— Start of MATERIALS PROVIDED —

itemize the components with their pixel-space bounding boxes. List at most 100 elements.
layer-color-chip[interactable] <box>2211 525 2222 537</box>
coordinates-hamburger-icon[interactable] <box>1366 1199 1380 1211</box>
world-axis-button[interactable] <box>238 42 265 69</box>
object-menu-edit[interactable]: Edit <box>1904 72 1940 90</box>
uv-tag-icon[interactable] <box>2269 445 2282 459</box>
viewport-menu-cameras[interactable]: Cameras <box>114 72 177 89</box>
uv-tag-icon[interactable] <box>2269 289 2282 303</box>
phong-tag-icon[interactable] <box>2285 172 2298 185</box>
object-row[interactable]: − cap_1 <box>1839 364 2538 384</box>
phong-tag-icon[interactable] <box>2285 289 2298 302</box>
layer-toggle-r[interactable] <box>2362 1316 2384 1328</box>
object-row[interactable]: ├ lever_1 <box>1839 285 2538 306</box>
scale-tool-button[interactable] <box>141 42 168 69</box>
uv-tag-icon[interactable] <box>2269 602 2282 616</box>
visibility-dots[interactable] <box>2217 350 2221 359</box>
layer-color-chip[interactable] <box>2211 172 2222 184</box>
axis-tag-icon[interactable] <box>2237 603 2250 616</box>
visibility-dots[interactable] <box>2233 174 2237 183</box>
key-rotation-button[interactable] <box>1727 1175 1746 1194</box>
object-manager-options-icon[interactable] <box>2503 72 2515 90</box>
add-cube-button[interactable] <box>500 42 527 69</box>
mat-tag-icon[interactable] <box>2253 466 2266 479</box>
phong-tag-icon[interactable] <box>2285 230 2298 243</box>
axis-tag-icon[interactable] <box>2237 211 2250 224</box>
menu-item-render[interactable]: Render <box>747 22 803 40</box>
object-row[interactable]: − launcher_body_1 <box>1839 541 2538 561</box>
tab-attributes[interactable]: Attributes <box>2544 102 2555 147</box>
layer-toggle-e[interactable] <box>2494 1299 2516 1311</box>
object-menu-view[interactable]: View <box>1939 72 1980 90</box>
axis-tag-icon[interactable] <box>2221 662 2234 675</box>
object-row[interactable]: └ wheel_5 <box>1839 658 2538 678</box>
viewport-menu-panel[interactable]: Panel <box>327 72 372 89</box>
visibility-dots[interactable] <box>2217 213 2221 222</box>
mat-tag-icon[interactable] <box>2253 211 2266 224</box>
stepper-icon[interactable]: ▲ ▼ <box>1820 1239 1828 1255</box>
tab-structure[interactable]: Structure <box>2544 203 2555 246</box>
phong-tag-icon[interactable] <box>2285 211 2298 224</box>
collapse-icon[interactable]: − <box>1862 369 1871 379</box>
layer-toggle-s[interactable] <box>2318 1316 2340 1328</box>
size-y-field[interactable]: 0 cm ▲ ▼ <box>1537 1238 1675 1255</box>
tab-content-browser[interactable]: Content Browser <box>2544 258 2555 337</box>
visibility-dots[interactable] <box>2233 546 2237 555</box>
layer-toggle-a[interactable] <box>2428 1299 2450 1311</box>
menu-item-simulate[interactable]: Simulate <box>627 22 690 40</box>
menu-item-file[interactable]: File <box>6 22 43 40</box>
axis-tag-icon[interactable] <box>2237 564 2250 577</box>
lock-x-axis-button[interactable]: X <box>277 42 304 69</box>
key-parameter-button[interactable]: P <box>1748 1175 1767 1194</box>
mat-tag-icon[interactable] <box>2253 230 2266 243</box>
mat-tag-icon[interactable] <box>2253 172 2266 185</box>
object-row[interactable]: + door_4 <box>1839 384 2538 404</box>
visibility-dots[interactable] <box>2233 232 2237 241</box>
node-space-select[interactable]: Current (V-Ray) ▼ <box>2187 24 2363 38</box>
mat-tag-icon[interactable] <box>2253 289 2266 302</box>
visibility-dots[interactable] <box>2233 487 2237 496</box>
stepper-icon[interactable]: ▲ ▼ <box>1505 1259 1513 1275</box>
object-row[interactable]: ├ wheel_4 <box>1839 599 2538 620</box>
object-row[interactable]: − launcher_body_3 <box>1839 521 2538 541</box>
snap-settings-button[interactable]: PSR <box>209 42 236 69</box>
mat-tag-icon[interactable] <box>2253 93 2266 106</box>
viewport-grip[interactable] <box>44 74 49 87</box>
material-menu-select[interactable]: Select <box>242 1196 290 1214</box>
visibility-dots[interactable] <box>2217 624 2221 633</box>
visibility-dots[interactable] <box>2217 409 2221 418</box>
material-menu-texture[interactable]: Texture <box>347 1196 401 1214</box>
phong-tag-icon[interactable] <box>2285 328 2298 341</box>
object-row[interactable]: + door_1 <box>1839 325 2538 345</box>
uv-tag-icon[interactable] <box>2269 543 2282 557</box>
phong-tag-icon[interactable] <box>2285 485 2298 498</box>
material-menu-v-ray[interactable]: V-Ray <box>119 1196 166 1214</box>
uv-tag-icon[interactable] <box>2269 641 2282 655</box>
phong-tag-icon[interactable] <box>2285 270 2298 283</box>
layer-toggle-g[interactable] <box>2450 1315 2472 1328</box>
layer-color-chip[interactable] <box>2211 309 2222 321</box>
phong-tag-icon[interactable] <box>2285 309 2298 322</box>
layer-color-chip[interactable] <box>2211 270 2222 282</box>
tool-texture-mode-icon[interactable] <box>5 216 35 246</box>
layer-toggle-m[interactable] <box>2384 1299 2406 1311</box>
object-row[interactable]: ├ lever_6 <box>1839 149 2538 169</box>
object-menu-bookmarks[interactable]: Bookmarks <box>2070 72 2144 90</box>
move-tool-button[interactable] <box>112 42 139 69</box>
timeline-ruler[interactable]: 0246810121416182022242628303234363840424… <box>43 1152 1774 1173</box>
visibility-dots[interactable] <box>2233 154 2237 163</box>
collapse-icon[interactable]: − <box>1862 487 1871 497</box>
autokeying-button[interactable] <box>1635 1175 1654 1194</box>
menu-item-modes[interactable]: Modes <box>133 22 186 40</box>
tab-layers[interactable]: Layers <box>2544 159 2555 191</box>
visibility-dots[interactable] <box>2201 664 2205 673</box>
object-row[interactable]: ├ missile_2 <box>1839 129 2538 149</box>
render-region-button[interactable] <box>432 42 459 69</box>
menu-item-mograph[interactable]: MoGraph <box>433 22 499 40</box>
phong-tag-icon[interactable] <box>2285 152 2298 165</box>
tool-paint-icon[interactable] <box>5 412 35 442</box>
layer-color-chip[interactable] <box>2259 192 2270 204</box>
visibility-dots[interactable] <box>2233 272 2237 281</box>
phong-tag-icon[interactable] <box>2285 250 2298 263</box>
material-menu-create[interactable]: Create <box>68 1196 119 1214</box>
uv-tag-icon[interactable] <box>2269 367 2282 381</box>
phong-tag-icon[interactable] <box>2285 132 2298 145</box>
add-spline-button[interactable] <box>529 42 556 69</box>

— End of MATERIALS PROVIDED —

▶ THE REQUEST: Edit the rows above so that "pixel-space" becomes "screen-space" wherever it appears, leaving everything else the same.

▶ SOLUTION TO THIS TASK:
itemize the components with their screen-space bounding boxes. List at most 100 elements.
layer-color-chip[interactable] <box>2211 525 2222 537</box>
coordinates-hamburger-icon[interactable] <box>1366 1199 1380 1211</box>
world-axis-button[interactable] <box>238 42 265 69</box>
object-menu-edit[interactable]: Edit <box>1904 72 1940 90</box>
uv-tag-icon[interactable] <box>2269 445 2282 459</box>
viewport-menu-cameras[interactable]: Cameras <box>114 72 177 89</box>
uv-tag-icon[interactable] <box>2269 289 2282 303</box>
phong-tag-icon[interactable] <box>2285 172 2298 185</box>
object-row[interactable]: − cap_1 <box>1839 364 2538 384</box>
phong-tag-icon[interactable] <box>2285 289 2298 302</box>
layer-toggle-r[interactable] <box>2362 1316 2384 1328</box>
object-row[interactable]: ├ lever_1 <box>1839 285 2538 306</box>
scale-tool-button[interactable] <box>141 42 168 69</box>
uv-tag-icon[interactable] <box>2269 602 2282 616</box>
visibility-dots[interactable] <box>2217 350 2221 359</box>
layer-color-chip[interactable] <box>2211 172 2222 184</box>
axis-tag-icon[interactable] <box>2237 603 2250 616</box>
visibility-dots[interactable] <box>2233 174 2237 183</box>
key-rotation-button[interactable] <box>1727 1175 1746 1194</box>
object-manager-options-icon[interactable] <box>2503 72 2515 90</box>
add-cube-button[interactable] <box>500 42 527 69</box>
mat-tag-icon[interactable] <box>2253 466 2266 479</box>
phong-tag-icon[interactable] <box>2285 230 2298 243</box>
axis-tag-icon[interactable] <box>2237 211 2250 224</box>
menu-item-render[interactable]: Render <box>747 22 803 40</box>
object-row[interactable]: − launcher_body_1 <box>1839 541 2538 561</box>
tab-attributes[interactable]: Attributes <box>2544 102 2555 147</box>
layer-toggle-e[interactable] <box>2494 1299 2516 1311</box>
object-menu-view[interactable]: View <box>1939 72 1980 90</box>
axis-tag-icon[interactable] <box>2221 662 2234 675</box>
object-row[interactable]: └ wheel_5 <box>1839 658 2538 678</box>
viewport-menu-panel[interactable]: Panel <box>327 72 372 89</box>
visibility-dots[interactable] <box>2217 213 2221 222</box>
mat-tag-icon[interactable] <box>2253 211 2266 224</box>
stepper-icon[interactable]: ▲ ▼ <box>1820 1239 1828 1255</box>
tab-structure[interactable]: Structure <box>2544 203 2555 246</box>
phong-tag-icon[interactable] <box>2285 211 2298 224</box>
collapse-icon[interactable]: − <box>1862 369 1871 379</box>
layer-toggle-s[interactable] <box>2318 1316 2340 1328</box>
size-y-field[interactable]: 0 cm ▲ ▼ <box>1537 1238 1675 1255</box>
tab-content-browser[interactable]: Content Browser <box>2544 258 2555 337</box>
visibility-dots[interactable] <box>2233 546 2237 555</box>
layer-toggle-a[interactable] <box>2428 1299 2450 1311</box>
menu-item-simulate[interactable]: Simulate <box>627 22 690 40</box>
menu-item-file[interactable]: File <box>6 22 43 40</box>
axis-tag-icon[interactable] <box>2237 564 2250 577</box>
lock-x-axis-button[interactable]: X <box>277 42 304 69</box>
key-parameter-button[interactable]: P <box>1748 1175 1767 1194</box>
mat-tag-icon[interactable] <box>2253 230 2266 243</box>
mat-tag-icon[interactable] <box>2253 172 2266 185</box>
object-row[interactable]: + door_4 <box>1839 384 2538 404</box>
visibility-dots[interactable] <box>2233 232 2237 241</box>
node-space-select[interactable]: Current (V-Ray) ▼ <box>2187 24 2363 38</box>
mat-tag-icon[interactable] <box>2253 289 2266 302</box>
visibility-dots[interactable] <box>2233 487 2237 496</box>
stepper-icon[interactable]: ▲ ▼ <box>1505 1259 1513 1275</box>
object-row[interactable]: ├ wheel_4 <box>1839 599 2538 620</box>
object-row[interactable]: − launcher_body_3 <box>1839 521 2538 541</box>
snap-settings-button[interactable]: PSR <box>209 42 236 69</box>
mat-tag-icon[interactable] <box>2253 93 2266 106</box>
viewport-grip[interactable] <box>44 74 49 87</box>
material-menu-select[interactable]: Select <box>242 1196 290 1214</box>
visibility-dots[interactable] <box>2217 624 2221 633</box>
visibility-dots[interactable] <box>2217 409 2221 418</box>
material-menu-texture[interactable]: Texture <box>347 1196 401 1214</box>
phong-tag-icon[interactable] <box>2285 328 2298 341</box>
object-row[interactable]: + door_1 <box>1839 325 2538 345</box>
uv-tag-icon[interactable] <box>2269 543 2282 557</box>
phong-tag-icon[interactable] <box>2285 485 2298 498</box>
material-menu-v-ray[interactable]: V-Ray <box>119 1196 166 1214</box>
uv-tag-icon[interactable] <box>2269 641 2282 655</box>
phong-tag-icon[interactable] <box>2285 270 2298 283</box>
layer-toggle-g[interactable] <box>2450 1315 2472 1328</box>
layer-color-chip[interactable] <box>2211 309 2222 321</box>
phong-tag-icon[interactable] <box>2285 309 2298 322</box>
layer-color-chip[interactable] <box>2211 270 2222 282</box>
tool-texture-mode-icon[interactable] <box>5 216 35 246</box>
layer-toggle-m[interactable] <box>2384 1299 2406 1311</box>
object-row[interactable]: ├ lever_6 <box>1839 149 2538 169</box>
object-menu-bookmarks[interactable]: Bookmarks <box>2070 72 2144 90</box>
move-tool-button[interactable] <box>112 42 139 69</box>
timeline-ruler[interactable]: 0246810121416182022242628303234363840424… <box>43 1152 1774 1173</box>
visibility-dots[interactable] <box>2233 154 2237 163</box>
collapse-icon[interactable]: − <box>1862 487 1871 497</box>
autokeying-button[interactable] <box>1635 1175 1654 1194</box>
menu-item-modes[interactable]: Modes <box>133 22 186 40</box>
tab-layers[interactable]: Layers <box>2544 159 2555 191</box>
visibility-dots[interactable] <box>2201 664 2205 673</box>
object-row[interactable]: ├ missile_2 <box>1839 129 2538 149</box>
render-region-button[interactable] <box>432 42 459 69</box>
menu-item-mograph[interactable]: MoGraph <box>433 22 499 40</box>
phong-tag-icon[interactable] <box>2285 152 2298 165</box>
tool-paint-icon[interactable] <box>5 412 35 442</box>
layer-color-chip[interactable] <box>2259 192 2270 204</box>
visibility-dots[interactable] <box>2233 272 2237 281</box>
phong-tag-icon[interactable] <box>2285 250 2298 263</box>
material-menu-create[interactable]: Create <box>68 1196 119 1214</box>
uv-tag-icon[interactable] <box>2269 367 2282 381</box>
phong-tag-icon[interactable] <box>2285 132 2298 145</box>
add-spline-button[interactable] <box>529 42 556 69</box>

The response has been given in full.